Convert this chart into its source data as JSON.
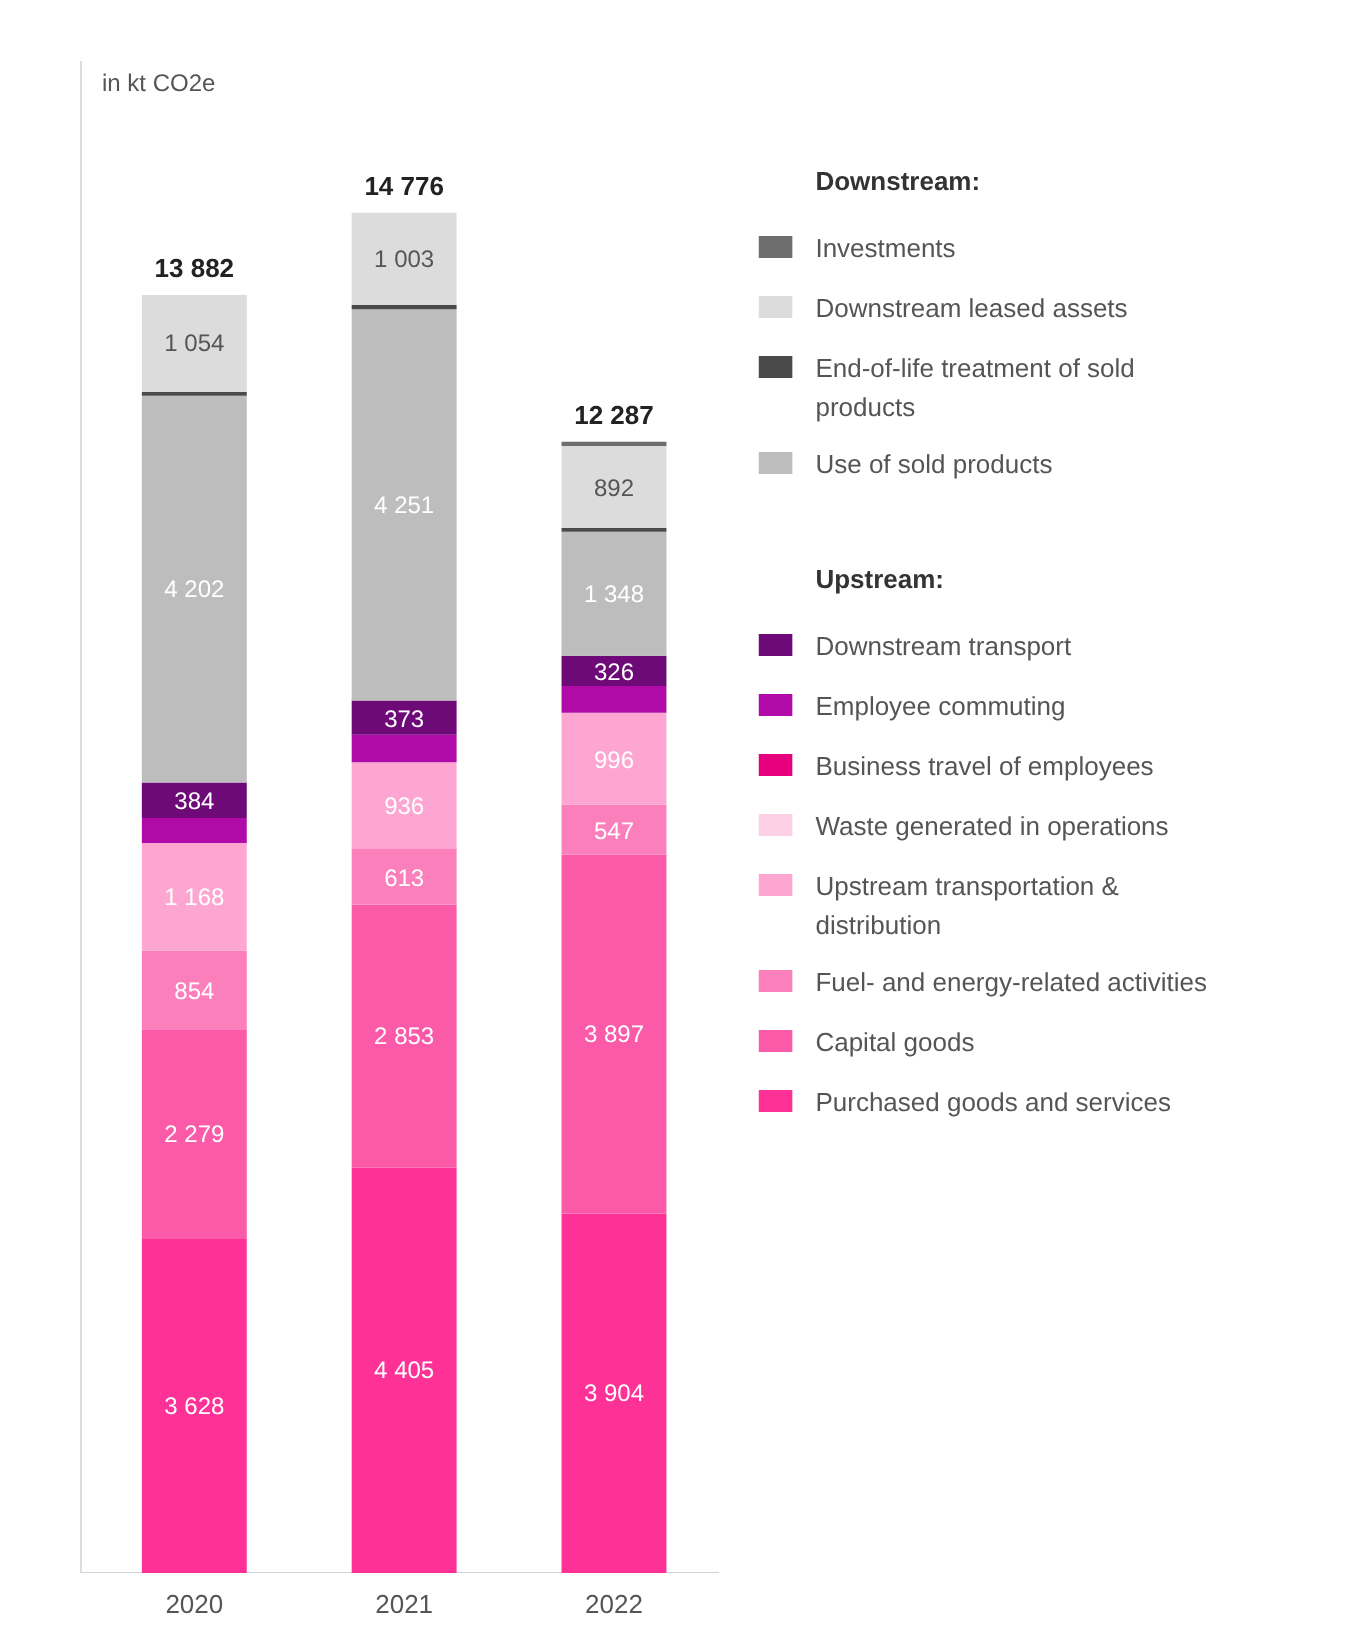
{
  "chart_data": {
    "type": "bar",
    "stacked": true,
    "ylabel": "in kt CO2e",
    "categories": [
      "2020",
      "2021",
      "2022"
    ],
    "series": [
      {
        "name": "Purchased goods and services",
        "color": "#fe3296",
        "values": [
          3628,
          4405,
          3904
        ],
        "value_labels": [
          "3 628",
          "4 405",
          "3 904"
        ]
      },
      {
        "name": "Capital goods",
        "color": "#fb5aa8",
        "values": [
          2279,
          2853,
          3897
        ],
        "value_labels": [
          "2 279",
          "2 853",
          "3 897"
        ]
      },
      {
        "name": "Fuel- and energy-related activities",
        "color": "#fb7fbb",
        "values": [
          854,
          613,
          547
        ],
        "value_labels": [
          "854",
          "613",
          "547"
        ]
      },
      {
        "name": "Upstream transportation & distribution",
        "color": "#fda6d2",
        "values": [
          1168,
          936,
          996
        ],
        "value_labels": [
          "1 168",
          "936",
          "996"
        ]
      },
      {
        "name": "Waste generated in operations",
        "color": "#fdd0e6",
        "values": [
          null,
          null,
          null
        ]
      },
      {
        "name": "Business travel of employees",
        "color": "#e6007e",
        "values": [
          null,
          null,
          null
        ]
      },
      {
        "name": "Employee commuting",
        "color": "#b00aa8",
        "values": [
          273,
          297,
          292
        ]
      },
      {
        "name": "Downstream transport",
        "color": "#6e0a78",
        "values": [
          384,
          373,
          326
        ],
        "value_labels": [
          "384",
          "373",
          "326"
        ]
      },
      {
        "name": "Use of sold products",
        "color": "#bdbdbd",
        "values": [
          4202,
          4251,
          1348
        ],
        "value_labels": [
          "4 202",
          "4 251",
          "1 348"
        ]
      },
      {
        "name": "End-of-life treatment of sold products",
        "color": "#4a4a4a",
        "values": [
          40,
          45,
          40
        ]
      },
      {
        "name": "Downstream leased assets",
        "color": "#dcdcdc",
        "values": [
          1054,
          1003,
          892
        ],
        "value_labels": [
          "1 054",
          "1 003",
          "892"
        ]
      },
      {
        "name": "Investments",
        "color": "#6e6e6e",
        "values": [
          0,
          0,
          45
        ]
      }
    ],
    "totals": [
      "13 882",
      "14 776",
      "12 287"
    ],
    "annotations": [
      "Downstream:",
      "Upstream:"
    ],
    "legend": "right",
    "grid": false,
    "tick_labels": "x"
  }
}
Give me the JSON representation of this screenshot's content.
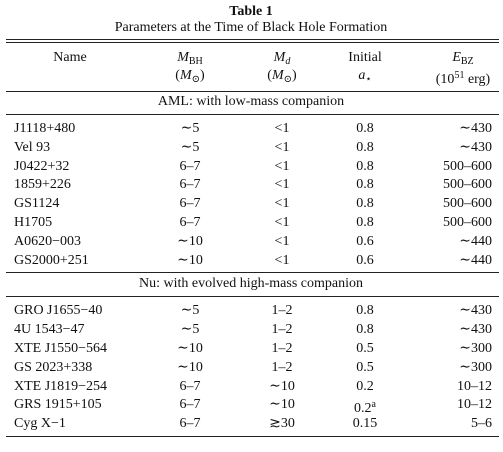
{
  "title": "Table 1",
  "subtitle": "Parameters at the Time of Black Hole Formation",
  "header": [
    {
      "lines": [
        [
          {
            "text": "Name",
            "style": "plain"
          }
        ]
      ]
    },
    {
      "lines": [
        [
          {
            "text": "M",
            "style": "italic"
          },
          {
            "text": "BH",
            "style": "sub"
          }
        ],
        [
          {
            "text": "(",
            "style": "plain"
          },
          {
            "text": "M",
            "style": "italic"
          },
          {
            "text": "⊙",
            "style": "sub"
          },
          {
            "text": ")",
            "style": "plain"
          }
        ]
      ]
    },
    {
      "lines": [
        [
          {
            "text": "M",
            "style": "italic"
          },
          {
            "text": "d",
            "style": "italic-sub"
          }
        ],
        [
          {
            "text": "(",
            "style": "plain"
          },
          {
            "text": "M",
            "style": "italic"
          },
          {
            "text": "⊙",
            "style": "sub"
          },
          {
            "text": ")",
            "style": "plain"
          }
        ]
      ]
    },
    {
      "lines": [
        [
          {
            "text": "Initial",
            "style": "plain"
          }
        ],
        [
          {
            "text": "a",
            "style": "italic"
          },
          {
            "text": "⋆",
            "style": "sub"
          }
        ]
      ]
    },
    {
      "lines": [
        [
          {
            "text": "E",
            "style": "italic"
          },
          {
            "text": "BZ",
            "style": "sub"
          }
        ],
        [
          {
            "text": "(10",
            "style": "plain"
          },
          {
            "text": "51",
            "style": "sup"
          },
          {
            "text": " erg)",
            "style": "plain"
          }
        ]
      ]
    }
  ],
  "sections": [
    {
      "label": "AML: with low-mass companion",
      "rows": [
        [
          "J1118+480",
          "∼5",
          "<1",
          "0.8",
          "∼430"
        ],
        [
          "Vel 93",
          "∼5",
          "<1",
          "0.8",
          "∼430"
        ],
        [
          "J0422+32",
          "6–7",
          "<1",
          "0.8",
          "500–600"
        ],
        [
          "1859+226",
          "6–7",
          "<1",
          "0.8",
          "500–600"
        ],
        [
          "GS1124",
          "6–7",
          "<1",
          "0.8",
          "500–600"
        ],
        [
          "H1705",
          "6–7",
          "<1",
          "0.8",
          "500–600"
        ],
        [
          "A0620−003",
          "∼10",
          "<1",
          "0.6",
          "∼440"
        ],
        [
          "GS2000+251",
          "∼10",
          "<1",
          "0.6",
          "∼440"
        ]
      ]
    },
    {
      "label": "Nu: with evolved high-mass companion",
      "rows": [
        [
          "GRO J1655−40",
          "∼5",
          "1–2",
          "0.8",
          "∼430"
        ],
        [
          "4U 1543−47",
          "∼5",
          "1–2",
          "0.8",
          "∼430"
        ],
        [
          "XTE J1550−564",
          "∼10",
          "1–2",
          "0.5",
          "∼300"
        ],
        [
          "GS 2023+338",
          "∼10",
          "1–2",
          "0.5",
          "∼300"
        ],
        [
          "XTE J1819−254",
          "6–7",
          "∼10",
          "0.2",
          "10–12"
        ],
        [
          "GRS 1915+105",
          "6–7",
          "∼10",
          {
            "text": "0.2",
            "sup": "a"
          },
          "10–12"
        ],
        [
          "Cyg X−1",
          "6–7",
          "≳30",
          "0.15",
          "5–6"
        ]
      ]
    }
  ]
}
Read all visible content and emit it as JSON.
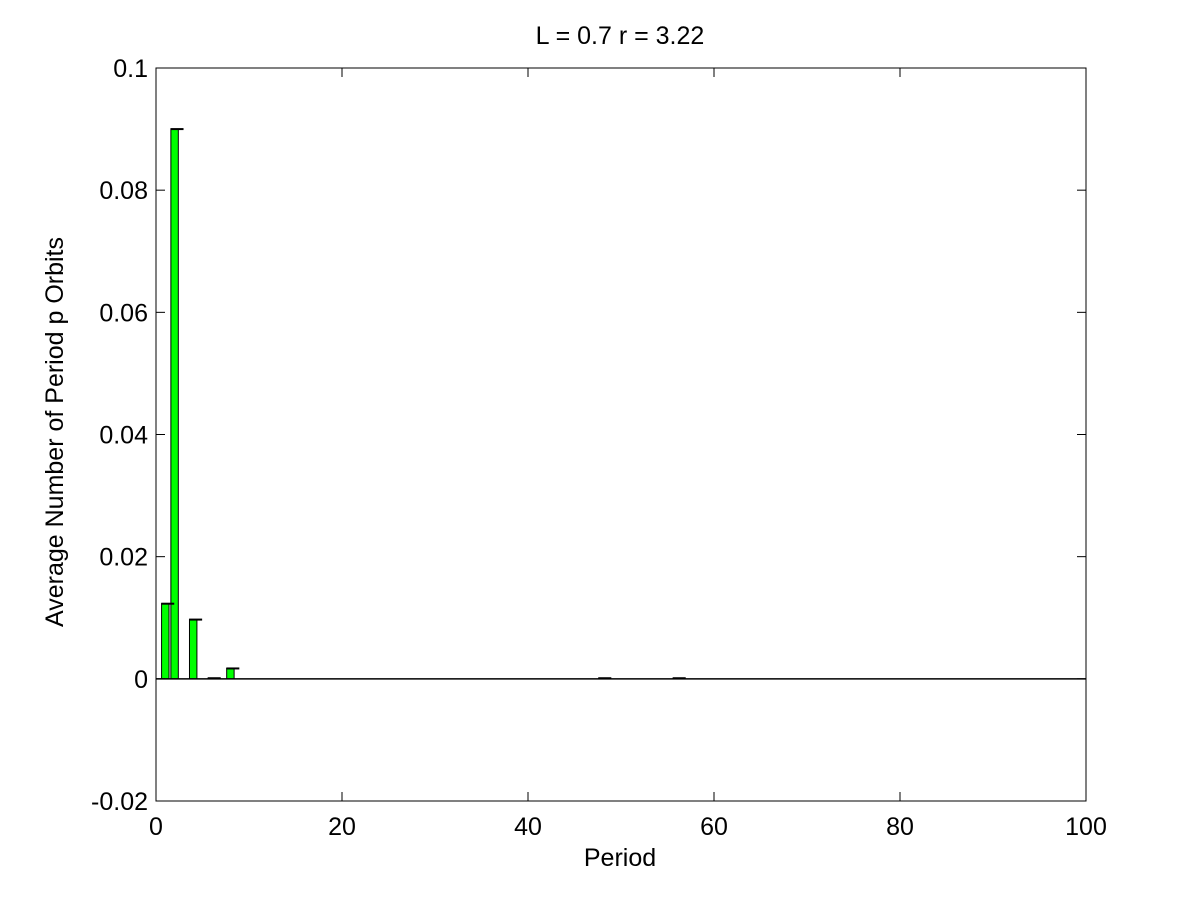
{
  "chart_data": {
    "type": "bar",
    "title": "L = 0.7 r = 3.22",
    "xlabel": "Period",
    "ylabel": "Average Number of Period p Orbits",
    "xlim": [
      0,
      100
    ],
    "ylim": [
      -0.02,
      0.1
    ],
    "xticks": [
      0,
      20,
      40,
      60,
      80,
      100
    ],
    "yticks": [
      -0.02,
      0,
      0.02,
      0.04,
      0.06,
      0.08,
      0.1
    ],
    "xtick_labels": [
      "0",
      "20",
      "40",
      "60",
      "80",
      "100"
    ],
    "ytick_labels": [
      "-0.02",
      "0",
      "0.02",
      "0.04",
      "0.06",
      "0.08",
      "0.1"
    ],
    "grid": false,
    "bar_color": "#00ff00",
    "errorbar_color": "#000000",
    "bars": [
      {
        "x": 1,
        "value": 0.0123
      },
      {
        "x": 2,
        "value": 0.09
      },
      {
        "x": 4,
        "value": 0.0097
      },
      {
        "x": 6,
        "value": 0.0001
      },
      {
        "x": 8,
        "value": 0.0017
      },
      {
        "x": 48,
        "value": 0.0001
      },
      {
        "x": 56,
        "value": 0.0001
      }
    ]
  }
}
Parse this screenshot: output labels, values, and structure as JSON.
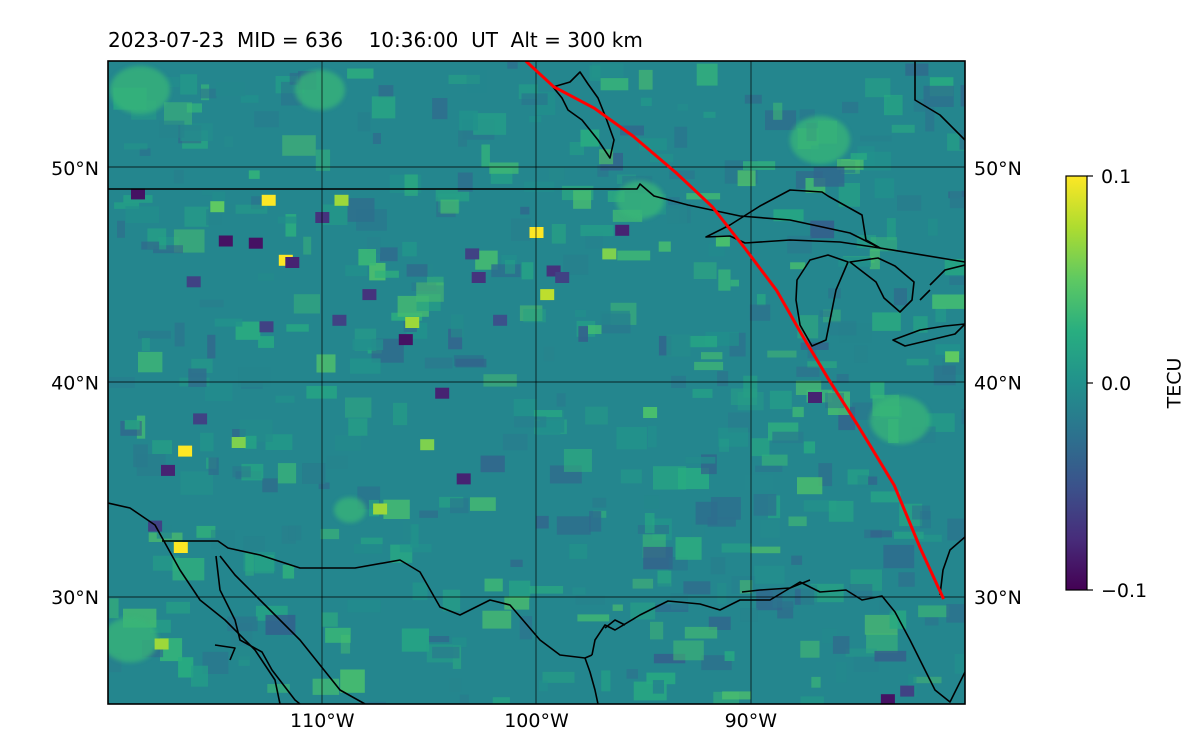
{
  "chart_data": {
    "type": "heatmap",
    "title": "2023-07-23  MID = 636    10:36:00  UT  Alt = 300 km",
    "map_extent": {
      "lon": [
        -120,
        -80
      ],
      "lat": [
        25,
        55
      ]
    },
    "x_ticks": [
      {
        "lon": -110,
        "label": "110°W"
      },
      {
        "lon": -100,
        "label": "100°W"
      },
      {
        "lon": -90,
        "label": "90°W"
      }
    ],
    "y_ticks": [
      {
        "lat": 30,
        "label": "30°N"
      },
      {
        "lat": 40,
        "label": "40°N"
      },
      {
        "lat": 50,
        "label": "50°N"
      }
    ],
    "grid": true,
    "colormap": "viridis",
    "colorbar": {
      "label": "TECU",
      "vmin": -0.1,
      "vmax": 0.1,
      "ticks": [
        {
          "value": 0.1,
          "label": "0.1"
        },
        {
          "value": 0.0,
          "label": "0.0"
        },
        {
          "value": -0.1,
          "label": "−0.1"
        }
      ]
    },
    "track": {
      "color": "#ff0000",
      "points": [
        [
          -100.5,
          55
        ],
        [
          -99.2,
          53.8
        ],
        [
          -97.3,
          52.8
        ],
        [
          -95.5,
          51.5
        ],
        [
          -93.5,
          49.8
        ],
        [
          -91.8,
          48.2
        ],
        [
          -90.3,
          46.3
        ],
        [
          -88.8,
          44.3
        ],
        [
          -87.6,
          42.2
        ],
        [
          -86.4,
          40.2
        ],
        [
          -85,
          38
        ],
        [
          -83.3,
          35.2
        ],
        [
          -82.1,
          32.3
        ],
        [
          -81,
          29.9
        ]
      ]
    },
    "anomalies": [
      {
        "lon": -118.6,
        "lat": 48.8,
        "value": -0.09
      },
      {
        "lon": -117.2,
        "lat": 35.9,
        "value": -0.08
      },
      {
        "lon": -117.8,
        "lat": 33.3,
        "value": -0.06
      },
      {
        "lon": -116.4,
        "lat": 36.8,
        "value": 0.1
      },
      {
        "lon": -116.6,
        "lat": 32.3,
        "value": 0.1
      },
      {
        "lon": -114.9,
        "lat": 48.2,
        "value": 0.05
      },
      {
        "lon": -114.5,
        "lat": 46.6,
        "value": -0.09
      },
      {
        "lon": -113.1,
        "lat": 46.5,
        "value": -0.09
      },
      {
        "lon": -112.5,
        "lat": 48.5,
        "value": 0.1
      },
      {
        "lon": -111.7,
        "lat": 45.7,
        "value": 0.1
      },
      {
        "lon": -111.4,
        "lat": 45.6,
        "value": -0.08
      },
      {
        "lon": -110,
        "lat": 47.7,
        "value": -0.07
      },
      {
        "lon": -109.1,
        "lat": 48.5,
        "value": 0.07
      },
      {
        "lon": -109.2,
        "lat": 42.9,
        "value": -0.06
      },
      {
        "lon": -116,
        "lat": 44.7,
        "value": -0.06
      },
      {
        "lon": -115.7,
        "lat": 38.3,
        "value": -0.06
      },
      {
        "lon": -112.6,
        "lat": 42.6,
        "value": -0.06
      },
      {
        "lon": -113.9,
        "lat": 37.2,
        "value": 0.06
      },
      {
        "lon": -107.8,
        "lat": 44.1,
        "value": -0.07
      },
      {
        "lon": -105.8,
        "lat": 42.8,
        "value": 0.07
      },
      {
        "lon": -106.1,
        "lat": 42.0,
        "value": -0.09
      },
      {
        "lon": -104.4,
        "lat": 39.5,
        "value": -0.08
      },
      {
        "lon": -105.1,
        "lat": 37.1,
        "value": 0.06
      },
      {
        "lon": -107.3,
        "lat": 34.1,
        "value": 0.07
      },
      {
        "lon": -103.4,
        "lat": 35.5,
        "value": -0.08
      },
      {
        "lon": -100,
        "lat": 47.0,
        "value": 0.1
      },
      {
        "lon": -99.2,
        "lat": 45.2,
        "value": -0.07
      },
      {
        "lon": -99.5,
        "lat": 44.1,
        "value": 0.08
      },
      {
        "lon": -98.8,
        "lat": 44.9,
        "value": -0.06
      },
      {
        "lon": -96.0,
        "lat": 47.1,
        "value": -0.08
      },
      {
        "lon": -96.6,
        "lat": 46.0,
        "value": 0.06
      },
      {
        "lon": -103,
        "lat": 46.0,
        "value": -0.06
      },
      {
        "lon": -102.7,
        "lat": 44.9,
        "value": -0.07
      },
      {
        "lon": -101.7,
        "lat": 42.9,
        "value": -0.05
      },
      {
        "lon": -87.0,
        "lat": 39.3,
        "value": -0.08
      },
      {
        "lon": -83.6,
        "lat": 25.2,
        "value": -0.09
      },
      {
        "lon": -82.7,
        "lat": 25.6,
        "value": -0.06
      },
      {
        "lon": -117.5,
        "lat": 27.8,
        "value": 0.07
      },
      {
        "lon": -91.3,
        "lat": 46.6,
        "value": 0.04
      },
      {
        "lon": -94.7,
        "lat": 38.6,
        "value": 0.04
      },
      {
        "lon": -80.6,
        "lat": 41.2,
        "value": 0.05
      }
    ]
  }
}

• _Written task_
From the listing, copy every line where the string "content" appears.

• _Written answer_
Give me the JSON representation of this screenshot's content.
Read all visible content and emit it as JSON.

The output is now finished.